** Start RECORD LIST **
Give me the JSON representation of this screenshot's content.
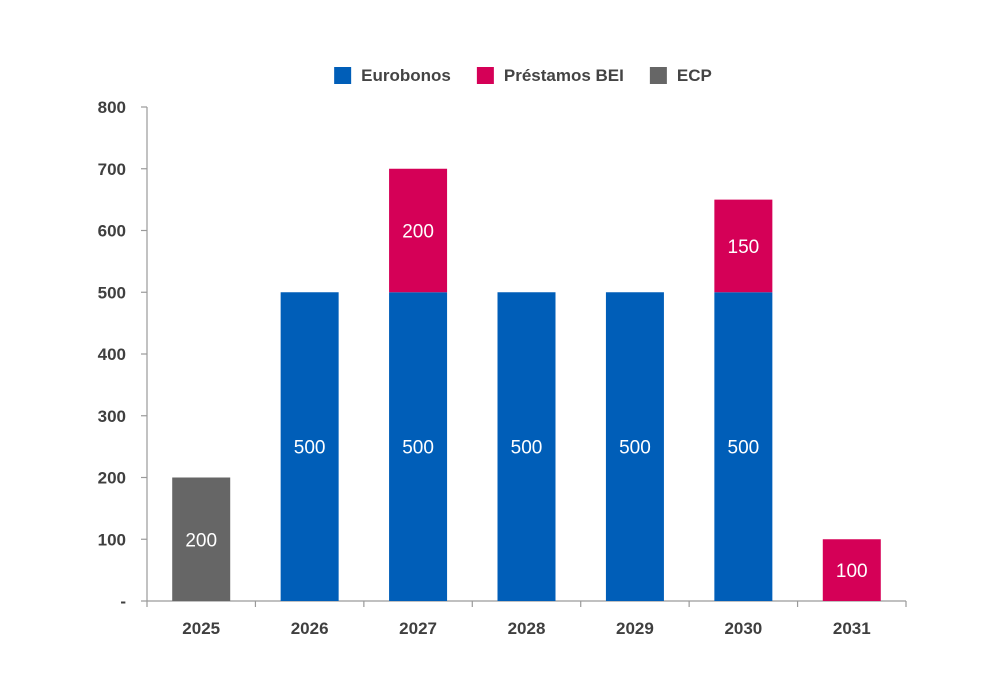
{
  "chart_data": {
    "type": "bar",
    "stacked": true,
    "title": "",
    "xlabel": "",
    "ylabel": "",
    "categories": [
      "2025",
      "2026",
      "2027",
      "2028",
      "2029",
      "2030",
      "2031"
    ],
    "series": [
      {
        "name": "ECP",
        "color": "#666666",
        "values": [
          200,
          0,
          0,
          0,
          0,
          0,
          0
        ]
      },
      {
        "name": "Eurobonos",
        "color": "#005eb8",
        "values": [
          0,
          500,
          500,
          500,
          500,
          500,
          0
        ]
      },
      {
        "name": "Préstamos BEI",
        "color": "#d50057",
        "values": [
          0,
          0,
          200,
          0,
          0,
          150,
          100
        ]
      }
    ],
    "legend_order": [
      "Eurobonos",
      "Préstamos BEI",
      "ECP"
    ],
    "legend_position": "top",
    "ylim": [
      0,
      800
    ],
    "yticks": [
      0,
      100,
      200,
      300,
      400,
      500,
      600,
      700,
      800
    ],
    "ytick_labels": [
      "-",
      "100",
      "200",
      "300",
      "400",
      "500",
      "600",
      "700",
      "800"
    ],
    "grid": false
  }
}
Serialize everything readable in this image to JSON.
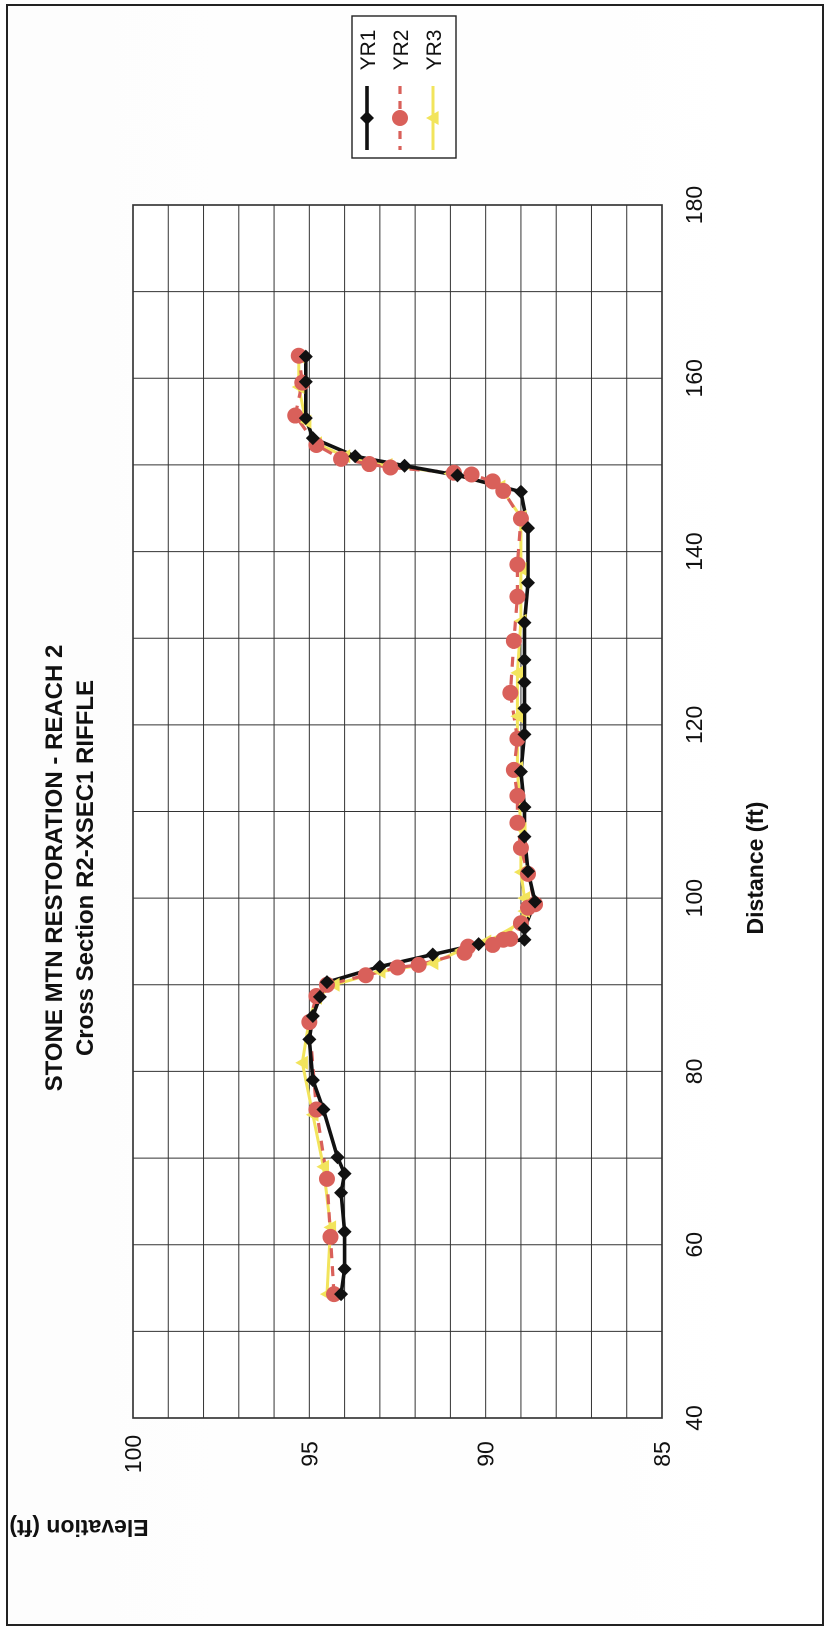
{
  "chart_data": {
    "type": "line",
    "title_line1": "STONE MTN RESTORATION - REACH 2",
    "title_line2": "Cross Section R2-XSEC1  RIFFLE",
    "xlabel": "Distance (ft)",
    "ylabel": "Elevation (ft)",
    "xlim": [
      40,
      180
    ],
    "ylim": [
      85,
      100
    ],
    "x_ticks": [
      "40",
      "60",
      "80",
      "100",
      "120",
      "140",
      "160",
      "180"
    ],
    "y_ticks": [
      "85",
      "90",
      "95",
      "100"
    ],
    "x_grid_step": 10,
    "y_grid_step": 1,
    "grid": true,
    "legend": "top-right",
    "orientation": "rotated 90 degrees counter-clockwise",
    "series": [
      {
        "name": "YR1",
        "color": "#111111",
        "marker": "diamond",
        "x": [
          54.3,
          57.2,
          61.5,
          66.0,
          68.2,
          70.1,
          75.6,
          79.0,
          83.7,
          86.4,
          88.6,
          90.3,
          92.1,
          93.5,
          94.7,
          95.2,
          96.5,
          99.6,
          103.1,
          107.1,
          110.5,
          114.6,
          118.9,
          121.9,
          124.9,
          127.5,
          131.8,
          136.4,
          142.7,
          146.9,
          148.8,
          149.9,
          151.0,
          153.1,
          155.4,
          159.6,
          162.5
        ],
        "y": [
          94.1,
          94.0,
          94.0,
          94.1,
          94.0,
          94.2,
          94.6,
          94.9,
          95.0,
          94.9,
          94.7,
          94.5,
          93.0,
          91.5,
          90.2,
          88.9,
          88.9,
          88.6,
          88.8,
          88.9,
          88.9,
          89.0,
          88.9,
          88.9,
          88.9,
          88.9,
          88.9,
          88.8,
          88.8,
          89.0,
          90.8,
          92.3,
          93.7,
          94.9,
          95.1,
          95.1,
          95.1
        ]
      },
      {
        "name": "YR2",
        "color": "#d9605a",
        "marker": "circle",
        "x": [
          54.3,
          60.9,
          67.6,
          75.6,
          85.7,
          88.7,
          90.0,
          91.1,
          92.0,
          92.3,
          93.7,
          94.4,
          94.6,
          95.2,
          95.3,
          97.1,
          98.9,
          99.3,
          102.8,
          105.8,
          108.7,
          111.8,
          114.8,
          118.4,
          123.7,
          129.7,
          134.8,
          138.5,
          143.8,
          147.0,
          148.1,
          148.9,
          149.1,
          149.7,
          150.1,
          150.7,
          152.3,
          155.7,
          159.5,
          162.6
        ],
        "y": [
          94.3,
          94.4,
          94.5,
          94.8,
          95.0,
          94.8,
          94.5,
          93.4,
          92.5,
          91.9,
          90.6,
          90.5,
          89.8,
          89.5,
          89.3,
          89.0,
          88.8,
          88.6,
          88.8,
          89.0,
          89.1,
          89.1,
          89.2,
          89.1,
          89.3,
          89.2,
          89.1,
          89.1,
          89.0,
          89.5,
          89.8,
          90.4,
          90.9,
          92.7,
          93.3,
          94.1,
          94.8,
          95.4,
          95.2,
          95.3
        ]
      },
      {
        "name": "YR3",
        "color": "#f2e45c",
        "marker": "triangle",
        "x": [
          54.3,
          62.0,
          69.0,
          75.0,
          81.0,
          86.0,
          88.5,
          90.0,
          91.5,
          92.5,
          94.0,
          95.0,
          96.0,
          97.5,
          98.5,
          100.0,
          103.0,
          108.0,
          115.0,
          121.0,
          126.0,
          132.0,
          138.0,
          144.0,
          147.5,
          149.0,
          150.0,
          151.0,
          152.5,
          155.0,
          159.0,
          162.5
        ],
        "y": [
          94.5,
          94.4,
          94.6,
          94.9,
          95.2,
          95.0,
          94.8,
          94.3,
          93.0,
          91.5,
          90.7,
          90.0,
          89.4,
          89.0,
          88.9,
          88.9,
          89.0,
          89.0,
          89.1,
          89.1,
          89.1,
          89.0,
          89.0,
          89.0,
          89.6,
          91.0,
          92.8,
          94.0,
          94.8,
          95.1,
          95.3,
          95.3
        ]
      }
    ]
  }
}
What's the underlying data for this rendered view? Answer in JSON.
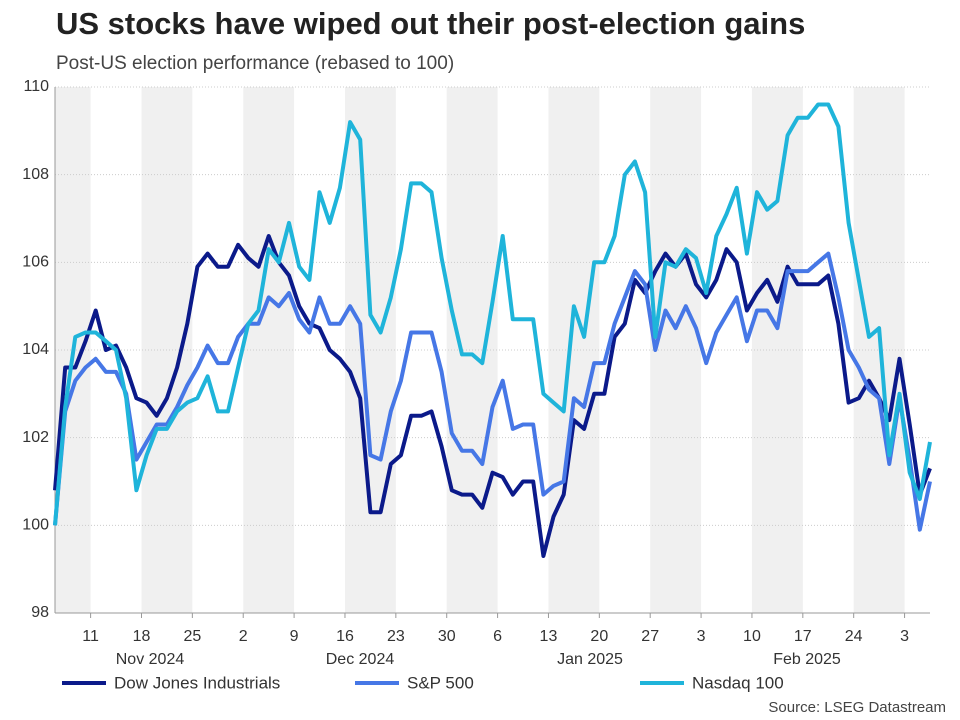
{
  "chart_data": {
    "type": "line",
    "title": "US stocks have wiped out their post-election gains",
    "subtitle": "Post-US election performance (rebased to 100)",
    "source": "Source: LSEG Datastream",
    "categories": [
      null,
      null,
      null,
      null,
      "11",
      null,
      null,
      null,
      null,
      "18",
      null,
      null,
      null,
      null,
      "25",
      null,
      null,
      null,
      null,
      "2",
      null,
      null,
      null,
      null,
      "9",
      null,
      null,
      null,
      null,
      "16",
      null,
      null,
      null,
      null,
      "23",
      null,
      null,
      null,
      null,
      "30",
      null,
      null,
      null,
      null,
      "6",
      null,
      null,
      null,
      null,
      "13",
      null,
      null,
      null,
      null,
      "20",
      null,
      null,
      null,
      null,
      "27",
      null,
      null,
      null,
      null,
      "3",
      null,
      null,
      null,
      null,
      "10",
      null,
      null,
      null,
      null,
      "17",
      null,
      null,
      null,
      null,
      "24",
      null,
      null,
      null,
      null,
      "3",
      null,
      null
    ],
    "month_labels": [
      "Nov 2024",
      "Dec 2024",
      "Jan 2025",
      "Feb 2025"
    ],
    "series": [
      {
        "name": "Dow Jones Industrials",
        "color": "#0b1a8a",
        "values": [
          100.8,
          103.6,
          103.6,
          104.2,
          104.9,
          104.0,
          104.1,
          103.6,
          102.9,
          102.8,
          102.5,
          102.9,
          103.6,
          104.6,
          105.9,
          106.2,
          105.9,
          105.9,
          106.4,
          106.1,
          105.9,
          106.6,
          106.0,
          105.7,
          105.0,
          104.6,
          104.5,
          104.0,
          103.8,
          103.5,
          102.9,
          100.3,
          100.3,
          101.4,
          101.6,
          102.5,
          102.5,
          102.6,
          101.8,
          100.8,
          100.7,
          100.7,
          100.4,
          101.2,
          101.1,
          100.7,
          101.0,
          101.0,
          99.3,
          100.2,
          100.7,
          102.4,
          102.2,
          103.0,
          103.0,
          104.3,
          104.6,
          105.6,
          105.3,
          105.8,
          106.2,
          105.9,
          106.2,
          105.5,
          105.2,
          105.6,
          106.3,
          106.0,
          104.9,
          105.3,
          105.6,
          105.1,
          105.9,
          105.5,
          105.5,
          105.5,
          105.7,
          104.6,
          102.8,
          102.9,
          103.3,
          102.9,
          102.4,
          103.8,
          102.3,
          100.7,
          101.3
        ]
      },
      {
        "name": "S&P 500",
        "color": "#4677e6",
        "values": [
          100.0,
          102.6,
          103.3,
          103.6,
          103.8,
          103.5,
          103.5,
          103.0,
          101.5,
          101.9,
          102.3,
          102.3,
          102.7,
          103.2,
          103.6,
          104.1,
          103.7,
          103.7,
          104.3,
          104.6,
          104.6,
          105.2,
          105.0,
          105.3,
          104.7,
          104.4,
          105.2,
          104.6,
          104.6,
          105.0,
          104.6,
          101.6,
          101.5,
          102.6,
          103.3,
          104.4,
          104.4,
          104.4,
          103.5,
          102.1,
          101.7,
          101.7,
          101.4,
          102.7,
          103.3,
          102.2,
          102.3,
          102.3,
          100.7,
          100.9,
          101.0,
          102.9,
          102.7,
          103.7,
          103.7,
          104.6,
          105.2,
          105.8,
          105.5,
          104.0,
          104.9,
          104.5,
          105.0,
          104.5,
          103.7,
          104.4,
          104.8,
          105.2,
          104.2,
          104.9,
          104.9,
          104.5,
          105.8,
          105.8,
          105.8,
          106.0,
          106.2,
          105.2,
          104.0,
          103.6,
          103.1,
          102.9,
          101.4,
          102.9,
          101.5,
          99.9,
          101.0
        ]
      },
      {
        "name": "Nasdaq 100",
        "color": "#1fb4da",
        "values": [
          100.0,
          102.7,
          104.3,
          104.4,
          104.4,
          104.2,
          104.0,
          102.9,
          100.8,
          101.6,
          102.2,
          102.2,
          102.6,
          102.8,
          102.9,
          103.4,
          102.6,
          102.6,
          103.6,
          104.6,
          104.9,
          106.3,
          106.0,
          106.9,
          105.9,
          105.6,
          107.6,
          106.9,
          107.7,
          109.2,
          108.8,
          104.8,
          104.4,
          105.2,
          106.3,
          107.8,
          107.8,
          107.6,
          106.1,
          104.9,
          103.9,
          103.9,
          103.7,
          105.1,
          106.6,
          104.7,
          104.7,
          104.7,
          103.0,
          102.8,
          102.6,
          105.0,
          104.3,
          106.0,
          106.0,
          106.6,
          108.0,
          108.3,
          107.6,
          104.3,
          106.0,
          105.9,
          106.3,
          106.1,
          105.3,
          106.6,
          107.1,
          107.7,
          106.2,
          107.6,
          107.2,
          107.4,
          108.9,
          109.3,
          109.3,
          109.6,
          109.6,
          109.1,
          106.9,
          105.6,
          104.3,
          104.5,
          101.6,
          103.0,
          101.2,
          100.6,
          101.9
        ]
      }
    ],
    "ylim": [
      98,
      110
    ],
    "yticks": [
      98,
      100,
      102,
      104,
      106,
      108,
      110
    ],
    "grid": true
  }
}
** End RECORD LIST **
◆ BRIEF: Scan the listing above for the word "JSON" and show each line where it is found.

◆ FINISHED ANSWER:
Give me the JSON representation of this screenshot's content.
Serialize everything readable in this image to JSON.
What's the underlying data for this rendered view? Answer in JSON.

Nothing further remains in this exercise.